**Given instruction**
All the entries need to be quoted exactly, apart from the pictures, which you should drop.

┌──

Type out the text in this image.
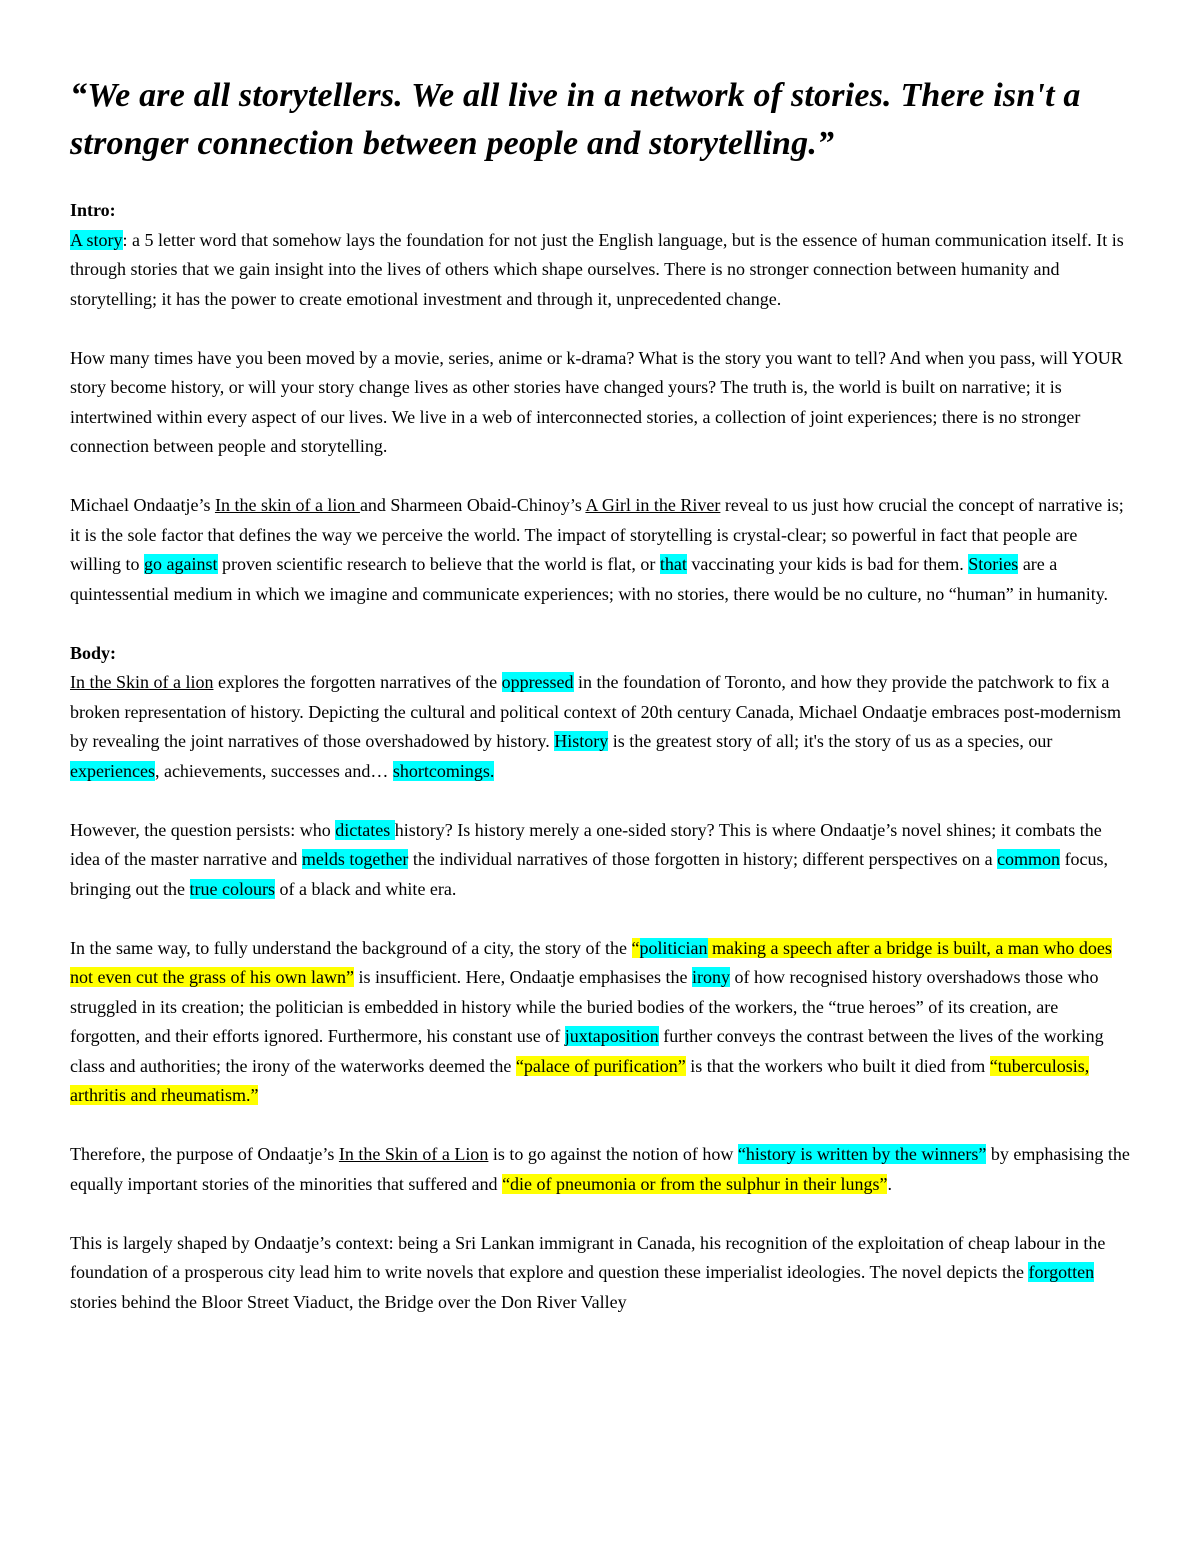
“We are all storytellers. We all live in a network of stories. There isn't a stronger connection between people and storytelling.”
Intro:

A story: a 5 letter word that somehow lays the foundation for not just the English language, but is the essence of human communication itself. It is through stories that we gain insight into the lives of others which shape ourselves. There is no stronger connection between humanity and storytelling; it has the power to create emotional investment and through it, unprecedented change.

How many times have you been moved by a movie, series, anime or k-drama? What is the story you want to tell? And when you pass, will YOUR story become history, or will your story change lives as other stories have changed yours? The truth is, the world is built on narrative; it is intertwined within every aspect of our lives. We live in a web of interconnected stories, a collection of joint experiences; there is no stronger connection between people and storytelling.

Michael Ondaatje’s In the skin of a lion and Sharmeen Obaid-Chinoy’s A Girl in the River reveal to us just how crucial the concept of narrative is; it is the sole factor that defines the way we perceive the world. The impact of storytelling is crystal-clear; so powerful in fact that people are willing to go against proven scientific research to believe that the world is flat, or that vaccinating your kids is bad for them. Stories are a quintessential medium in which we imagine and communicate experiences; with no stories, there would be no culture, no “human” in humanity.

Body:

In the Skin of a lion explores the forgotten narratives of the oppressed in the foundation of Toronto, and how they provide the patchwork to fix a broken representation of history. Depicting the cultural and political context of 20th century Canada, Michael Ondaatje embraces post-modernism by revealing the joint narratives of those overshadowed by history. History is the greatest story of all; it's the story of us as a species, our experiences, achievements, successes and… shortcomings.

However, the question persists: who dictates history? Is history merely a one-sided story? This is where Ondaatje’s novel shines; it combats the idea of the master narrative and melds together the individual narratives of those forgotten in history; different perspectives on a common focus, bringing out the true colours of a black and white era.

In the same way, to fully understand the background of a city, the story of the “politician making a speech after a bridge is built, a man who does not even cut the grass of his own lawn” is insufficient. Here, Ondaatje emphasises the irony of how recognised history overshadows those who struggled in its creation; the politician is embedded in history while the buried bodies of the workers, the “true heroes” of its creation, are forgotten, and their efforts ignored. Furthermore, his constant use of juxtaposition further conveys the contrast between the lives of the working class and authorities; the irony of the waterworks deemed the “palace of purification” is that the workers who built it died from “tuberculosis, arthritis and rheumatism.”

Therefore, the purpose of Ondaatje’s In the Skin of a Lion is to go against the notion of how “history is written by the winners” by emphasising the equally important stories of the minorities that suffered and “die of pneumonia or from the sulphur in their lungs”.

This is largely shaped by Ondaatje’s context: being a Sri Lankan immigrant in Canada, his recognition of the exploitation of cheap labour in the foundation of a prosperous city lead him to write novels that explore and question these imperialist ideologies. The novel depicts the forgotten stories behind the Bloor Street Viaduct, the Bridge over the Don River Valley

└──

**Written answer**
Type out the text in this image.
“We are all storytellers. We all live in a network of stories. There isn't a stronger connection between people and storytelling.”
Intro:

A story: a 5 letter word that somehow lays the foundation for not just the English language, but is the essence of human communication itself. It is through stories that we gain insight into the lives of others which shape ourselves. There is no stronger connection between humanity and storytelling; it has the power to create emotional investment and through it, unprecedented change.

How many times have you been moved by a movie, series, anime or k-drama? What is the story you want to tell? And when you pass, will YOUR story become history, or will your story change lives as other stories have changed yours? The truth is, the world is built on narrative; it is intertwined within every aspect of our lives. We live in a web of interconnected stories, a collection of joint experiences; there is no stronger connection between people and storytelling.

Michael Ondaatje’s In the skin of a lion and Sharmeen Obaid-Chinoy’s A Girl in the River reveal to us just how crucial the concept of narrative is; it is the sole factor that defines the way we perceive the world. The impact of storytelling is crystal-clear; so powerful in fact that people are willing to go against proven scientific research to believe that the world is flat, or that vaccinating your kids is bad for them. Stories are a quintessential medium in which we imagine and communicate experiences; with no stories, there would be no culture, no “human” in humanity.

Body:

In the Skin of a lion explores the forgotten narratives of the oppressed in the foundation of Toronto, and how they provide the patchwork to fix a broken representation of history. Depicting the cultural and political context of 20th century Canada, Michael Ondaatje embraces post-modernism by revealing the joint narratives of those overshadowed by history. History is the greatest story of all; it's the story of us as a species, our experiences, achievements, successes and… shortcomings.

However, the question persists: who dictates history? Is history merely a one-sided story? This is where Ondaatje’s novel shines; it combats the idea of the master narrative and melds together the individual narratives of those forgotten in history; different perspectives on a common focus, bringing out the true colours of a black and white era.

In the same way, to fully understand the background of a city, the story of the “politician making a speech after a bridge is built, a man who does not even cut the grass of his own lawn” is insufficient. Here, Ondaatje emphasises the irony of how recognised history overshadows those who struggled in its creation; the politician is embedded in history while the buried bodies of the workers, the “true heroes” of its creation, are forgotten, and their efforts ignored. Furthermore, his constant use of juxtaposition further conveys the contrast between the lives of the working class and authorities; the irony of the waterworks deemed the “palace of purification” is that the workers who built it died from “tuberculosis, arthritis and rheumatism.”

Therefore, the purpose of Ondaatje’s In the Skin of a Lion is to go against the notion of how “history is written by the winners” by emphasising the equally important stories of the minorities that suffered and “die of pneumonia or from the sulphur in their lungs”.

This is largely shaped by Ondaatje’s context: being a Sri Lankan immigrant in Canada, his recognition of the exploitation of cheap labour in the foundation of a prosperous city lead him to write novels that explore and question these imperialist ideologies. The novel depicts the forgotten stories behind the Bloor Street Viaduct, the Bridge over the Don River Valley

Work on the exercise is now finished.